Stated task
Quote the whole listing verbatim.

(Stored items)

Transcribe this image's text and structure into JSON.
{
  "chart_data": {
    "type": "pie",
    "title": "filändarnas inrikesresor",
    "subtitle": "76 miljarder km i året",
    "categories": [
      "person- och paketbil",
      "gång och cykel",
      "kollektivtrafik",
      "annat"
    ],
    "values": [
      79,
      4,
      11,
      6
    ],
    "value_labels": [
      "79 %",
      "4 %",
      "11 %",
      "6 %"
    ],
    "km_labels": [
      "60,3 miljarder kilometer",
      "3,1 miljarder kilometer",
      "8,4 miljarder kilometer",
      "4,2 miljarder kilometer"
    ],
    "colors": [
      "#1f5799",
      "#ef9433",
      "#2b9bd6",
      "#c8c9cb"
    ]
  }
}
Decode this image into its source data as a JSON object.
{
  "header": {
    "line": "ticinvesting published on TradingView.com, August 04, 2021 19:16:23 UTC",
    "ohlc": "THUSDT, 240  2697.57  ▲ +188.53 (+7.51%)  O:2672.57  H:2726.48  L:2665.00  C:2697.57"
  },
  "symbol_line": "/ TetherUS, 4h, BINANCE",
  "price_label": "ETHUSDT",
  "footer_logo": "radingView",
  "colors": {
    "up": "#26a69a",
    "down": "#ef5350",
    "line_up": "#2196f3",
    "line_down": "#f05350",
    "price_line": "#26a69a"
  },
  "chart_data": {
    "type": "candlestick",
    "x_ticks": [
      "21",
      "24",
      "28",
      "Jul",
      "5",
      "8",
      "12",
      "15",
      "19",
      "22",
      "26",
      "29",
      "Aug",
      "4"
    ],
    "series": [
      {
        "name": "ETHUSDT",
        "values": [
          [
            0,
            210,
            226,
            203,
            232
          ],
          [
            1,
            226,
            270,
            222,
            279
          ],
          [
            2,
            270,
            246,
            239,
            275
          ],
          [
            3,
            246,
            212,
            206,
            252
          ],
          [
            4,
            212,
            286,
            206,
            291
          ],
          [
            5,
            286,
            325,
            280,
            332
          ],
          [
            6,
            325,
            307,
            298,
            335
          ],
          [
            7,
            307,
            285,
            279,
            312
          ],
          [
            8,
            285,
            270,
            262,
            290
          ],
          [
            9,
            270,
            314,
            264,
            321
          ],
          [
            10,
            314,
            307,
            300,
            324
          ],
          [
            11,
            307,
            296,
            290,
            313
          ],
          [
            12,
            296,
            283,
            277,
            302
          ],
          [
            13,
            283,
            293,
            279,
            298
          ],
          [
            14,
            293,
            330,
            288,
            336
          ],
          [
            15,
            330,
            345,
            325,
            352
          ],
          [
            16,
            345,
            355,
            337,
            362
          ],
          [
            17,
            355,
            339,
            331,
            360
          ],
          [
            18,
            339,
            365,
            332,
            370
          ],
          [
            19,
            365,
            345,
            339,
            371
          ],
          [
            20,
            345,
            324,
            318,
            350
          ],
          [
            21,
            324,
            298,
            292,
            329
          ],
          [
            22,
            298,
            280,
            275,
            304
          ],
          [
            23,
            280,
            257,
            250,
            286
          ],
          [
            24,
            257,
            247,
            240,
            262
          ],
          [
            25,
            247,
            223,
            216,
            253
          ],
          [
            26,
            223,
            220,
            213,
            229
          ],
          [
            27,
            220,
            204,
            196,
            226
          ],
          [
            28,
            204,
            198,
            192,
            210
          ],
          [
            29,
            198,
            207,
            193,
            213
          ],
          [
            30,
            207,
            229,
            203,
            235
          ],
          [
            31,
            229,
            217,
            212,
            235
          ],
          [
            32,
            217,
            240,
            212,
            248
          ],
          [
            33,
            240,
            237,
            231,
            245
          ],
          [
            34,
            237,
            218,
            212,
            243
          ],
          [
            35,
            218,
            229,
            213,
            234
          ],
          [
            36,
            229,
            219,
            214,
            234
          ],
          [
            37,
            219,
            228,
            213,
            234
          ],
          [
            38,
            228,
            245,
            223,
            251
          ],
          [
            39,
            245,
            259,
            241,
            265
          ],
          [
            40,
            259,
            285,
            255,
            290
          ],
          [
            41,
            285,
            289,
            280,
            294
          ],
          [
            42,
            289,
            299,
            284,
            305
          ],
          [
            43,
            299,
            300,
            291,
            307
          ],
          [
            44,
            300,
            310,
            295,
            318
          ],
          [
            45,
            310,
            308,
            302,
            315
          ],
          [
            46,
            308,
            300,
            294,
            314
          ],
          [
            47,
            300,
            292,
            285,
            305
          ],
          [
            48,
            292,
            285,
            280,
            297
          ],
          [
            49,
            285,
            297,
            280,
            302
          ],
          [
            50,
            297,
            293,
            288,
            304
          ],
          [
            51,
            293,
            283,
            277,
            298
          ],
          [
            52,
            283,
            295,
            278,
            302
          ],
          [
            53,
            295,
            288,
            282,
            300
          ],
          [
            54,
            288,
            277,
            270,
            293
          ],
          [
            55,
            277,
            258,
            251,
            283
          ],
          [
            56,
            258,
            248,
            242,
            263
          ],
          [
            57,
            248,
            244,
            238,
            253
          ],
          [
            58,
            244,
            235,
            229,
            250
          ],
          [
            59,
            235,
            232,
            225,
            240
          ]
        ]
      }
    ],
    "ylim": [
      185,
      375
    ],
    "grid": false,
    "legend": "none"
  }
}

Exercise result
Transcribe this image's text and structure into JSON.
{
  "chart_data": {
    "type": "pie",
    "title": "filändarnas inrikesresor",
    "subtitle": "76 miljarder km i året",
    "categories": [
      "person- och paketbil",
      "gång och cykel",
      "kollektivtrafik",
      "annat"
    ],
    "values": [
      79,
      4,
      11,
      6
    ],
    "value_labels": [
      "79 %",
      "4 %",
      "11 %",
      "6 %"
    ],
    "km_labels": [
      "60,3 miljarder kilometer",
      "3,1 miljarder kilometer",
      "8,4 miljarder kilometer",
      "4,2 miljarder kilometer"
    ],
    "colors": [
      "#1f5799",
      "#ef9433",
      "#2b9bd6",
      "#c8c9cb"
    ]
  }
}
Decode this image into its source data as a JSON object.
{
  "header": {
    "line": "ticinvesting published on TradingView.com, August 04, 2021 19:16:23 UTC",
    "ohlc": "THUSDT, 240  2697.57  ▲ +188.53 (+7.51%)  O:2672.57  H:2726.48  L:2665.00  C:2697.57"
  },
  "symbol_line": "/ TetherUS, 4h, BINANCE",
  "price_label": "ETHUSDT",
  "footer_logo": "radingView",
  "colors": {
    "up": "#26a69a",
    "down": "#ef5350",
    "line_up": "#2196f3",
    "line_down": "#f05350",
    "price_line": "#26a69a"
  },
  "chart_data": {
    "type": "candlestick",
    "x_ticks": [
      "21",
      "24",
      "28",
      "Jul",
      "5",
      "8",
      "12",
      "15",
      "19",
      "22",
      "26",
      "29",
      "Aug",
      "4"
    ],
    "series": [
      {
        "name": "ETHUSDT",
        "values": [
          [
            0,
            210,
            226,
            203,
            232
          ],
          [
            1,
            226,
            270,
            222,
            279
          ],
          [
            2,
            270,
            246,
            239,
            275
          ],
          [
            3,
            246,
            212,
            206,
            252
          ],
          [
            4,
            212,
            286,
            206,
            291
          ],
          [
            5,
            286,
            325,
            280,
            332
          ],
          [
            6,
            325,
            307,
            298,
            335
          ],
          [
            7,
            307,
            285,
            279,
            312
          ],
          [
            8,
            285,
            270,
            262,
            290
          ],
          [
            9,
            270,
            314,
            264,
            321
          ],
          [
            10,
            314,
            307,
            300,
            324
          ],
          [
            11,
            307,
            296,
            290,
            313
          ],
          [
            12,
            296,
            283,
            277,
            302
          ],
          [
            13,
            283,
            293,
            279,
            298
          ],
          [
            14,
            293,
            330,
            288,
            336
          ],
          [
            15,
            330,
            345,
            325,
            352
          ],
          [
            16,
            345,
            355,
            337,
            362
          ],
          [
            17,
            355,
            339,
            331,
            360
          ],
          [
            18,
            339,
            365,
            332,
            370
          ],
          [
            19,
            365,
            345,
            339,
            371
          ],
          [
            20,
            345,
            324,
            318,
            350
          ],
          [
            21,
            324,
            298,
            292,
            329
          ],
          [
            22,
            298,
            280,
            275,
            304
          ],
          [
            23,
            280,
            257,
            250,
            286
          ],
          [
            24,
            257,
            247,
            240,
            262
          ],
          [
            25,
            247,
            223,
            216,
            253
          ],
          [
            26,
            223,
            220,
            213,
            229
          ],
          [
            27,
            220,
            204,
            196,
            226
          ],
          [
            28,
            204,
            198,
            192,
            210
          ],
          [
            29,
            198,
            207,
            193,
            213
          ],
          [
            30,
            207,
            229,
            203,
            235
          ],
          [
            31,
            229,
            217,
            212,
            235
          ],
          [
            32,
            217,
            240,
            212,
            248
          ],
          [
            33,
            240,
            237,
            231,
            245
          ],
          [
            34,
            237,
            218,
            212,
            243
          ],
          [
            35,
            218,
            229,
            213,
            234
          ],
          [
            36,
            229,
            219,
            214,
            234
          ],
          [
            37,
            219,
            228,
            213,
            234
          ],
          [
            38,
            228,
            245,
            223,
            251
          ],
          [
            39,
            245,
            259,
            241,
            265
          ],
          [
            40,
            259,
            285,
            255,
            290
          ],
          [
            41,
            285,
            289,
            280,
            294
          ],
          [
            42,
            289,
            299,
            284,
            305
          ],
          [
            43,
            299,
            300,
            291,
            307
          ],
          [
            44,
            300,
            310,
            295,
            318
          ],
          [
            45,
            310,
            308,
            302,
            315
          ],
          [
            46,
            308,
            300,
            294,
            314
          ],
          [
            47,
            300,
            292,
            285,
            305
          ],
          [
            48,
            292,
            285,
            280,
            297
          ],
          [
            49,
            285,
            297,
            280,
            302
          ],
          [
            50,
            297,
            293,
            288,
            304
          ],
          [
            51,
            293,
            283,
            277,
            298
          ],
          [
            52,
            283,
            295,
            278,
            302
          ],
          [
            53,
            295,
            288,
            282,
            300
          ],
          [
            54,
            288,
            277,
            270,
            293
          ],
          [
            55,
            277,
            258,
            251,
            283
          ],
          [
            56,
            258,
            248,
            242,
            263
          ],
          [
            57,
            248,
            244,
            238,
            253
          ],
          [
            58,
            244,
            235,
            229,
            250
          ],
          [
            59,
            235,
            232,
            225,
            240
          ]
        ]
      }
    ],
    "ylim": [
      185,
      375
    ],
    "grid": false,
    "legend": "none"
  }
}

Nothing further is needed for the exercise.